> Written task: Extract every line of the material below and reproduce each one without changing a single character.

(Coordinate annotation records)
= = = = =
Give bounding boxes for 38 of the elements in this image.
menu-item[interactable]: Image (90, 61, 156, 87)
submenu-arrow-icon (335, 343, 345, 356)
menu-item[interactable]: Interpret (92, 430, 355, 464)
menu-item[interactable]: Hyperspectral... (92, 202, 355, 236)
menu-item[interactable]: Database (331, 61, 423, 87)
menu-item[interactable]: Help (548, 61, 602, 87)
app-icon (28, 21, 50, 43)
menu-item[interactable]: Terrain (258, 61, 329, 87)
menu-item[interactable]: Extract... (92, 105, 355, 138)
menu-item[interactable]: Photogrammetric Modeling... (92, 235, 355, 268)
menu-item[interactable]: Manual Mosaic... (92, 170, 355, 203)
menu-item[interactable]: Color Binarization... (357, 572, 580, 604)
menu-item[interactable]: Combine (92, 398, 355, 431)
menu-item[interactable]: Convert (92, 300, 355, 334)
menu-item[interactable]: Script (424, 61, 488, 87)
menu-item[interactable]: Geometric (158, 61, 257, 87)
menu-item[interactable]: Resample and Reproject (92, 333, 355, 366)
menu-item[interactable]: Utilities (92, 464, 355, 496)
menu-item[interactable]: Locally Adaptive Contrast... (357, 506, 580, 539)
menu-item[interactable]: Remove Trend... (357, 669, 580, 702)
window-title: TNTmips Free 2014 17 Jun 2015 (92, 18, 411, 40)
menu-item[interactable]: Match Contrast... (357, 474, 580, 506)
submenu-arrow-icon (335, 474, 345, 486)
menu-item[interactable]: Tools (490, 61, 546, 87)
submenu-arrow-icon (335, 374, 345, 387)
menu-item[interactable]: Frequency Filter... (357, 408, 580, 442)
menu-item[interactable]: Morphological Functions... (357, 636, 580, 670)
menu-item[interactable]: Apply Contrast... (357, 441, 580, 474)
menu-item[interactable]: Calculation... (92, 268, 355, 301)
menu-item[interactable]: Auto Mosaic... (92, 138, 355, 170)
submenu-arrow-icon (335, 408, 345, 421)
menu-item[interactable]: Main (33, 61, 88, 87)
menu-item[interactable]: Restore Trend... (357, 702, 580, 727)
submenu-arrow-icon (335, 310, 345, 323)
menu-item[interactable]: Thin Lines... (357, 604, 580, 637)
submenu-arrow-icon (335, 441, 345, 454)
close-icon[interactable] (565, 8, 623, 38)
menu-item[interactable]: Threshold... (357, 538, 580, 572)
= = = = =
> Answer to this exercise:
Give bounding boxes for 38 of the elements in this image.
menu-item[interactable]: Image (90, 61, 156, 87)
submenu-arrow-icon (335, 343, 345, 356)
menu-item[interactable]: Interpret (92, 430, 355, 464)
menu-item[interactable]: Hyperspectral... (92, 202, 355, 236)
menu-item[interactable]: Database (331, 61, 423, 87)
menu-item[interactable]: Help (548, 61, 602, 87)
app-icon (28, 21, 50, 43)
menu-item[interactable]: Terrain (258, 61, 329, 87)
menu-item[interactable]: Extract... (92, 105, 355, 138)
menu-item[interactable]: Photogrammetric Modeling... (92, 235, 355, 268)
menu-item[interactable]: Manual Mosaic... (92, 170, 355, 203)
menu-item[interactable]: Color Binarization... (357, 572, 580, 604)
menu-item[interactable]: Combine (92, 398, 355, 431)
menu-item[interactable]: Convert (92, 300, 355, 334)
menu-item[interactable]: Script (424, 61, 488, 87)
menu-item[interactable]: Geometric (158, 61, 257, 87)
menu-item[interactable]: Resample and Reproject (92, 333, 355, 366)
menu-item[interactable]: Utilities (92, 464, 355, 496)
menu-item[interactable]: Locally Adaptive Contrast... (357, 506, 580, 539)
menu-item[interactable]: Remove Trend... (357, 669, 580, 702)
window-title: TNTmips Free 2014 17 Jun 2015 (92, 18, 411, 40)
menu-item[interactable]: Match Contrast... (357, 474, 580, 506)
submenu-arrow-icon (335, 474, 345, 486)
menu-item[interactable]: Tools (490, 61, 546, 87)
submenu-arrow-icon (335, 374, 345, 387)
menu-item[interactable]: Frequency Filter... (357, 408, 580, 442)
menu-item[interactable]: Morphological Functions... (357, 636, 580, 670)
menu-item[interactable]: Apply Contrast... (357, 441, 580, 474)
menu-item[interactable]: Calculation... (92, 268, 355, 301)
menu-item[interactable]: Auto Mosaic... (92, 138, 355, 170)
submenu-arrow-icon (335, 408, 345, 421)
menu-item[interactable]: Main (33, 61, 88, 87)
menu-item[interactable]: Restore Trend... (357, 702, 580, 727)
submenu-arrow-icon (335, 310, 345, 323)
menu-item[interactable]: Thin Lines... (357, 604, 580, 637)
submenu-arrow-icon (335, 441, 345, 454)
close-icon[interactable] (565, 8, 623, 38)
menu-item[interactable]: Threshold... (357, 538, 580, 572)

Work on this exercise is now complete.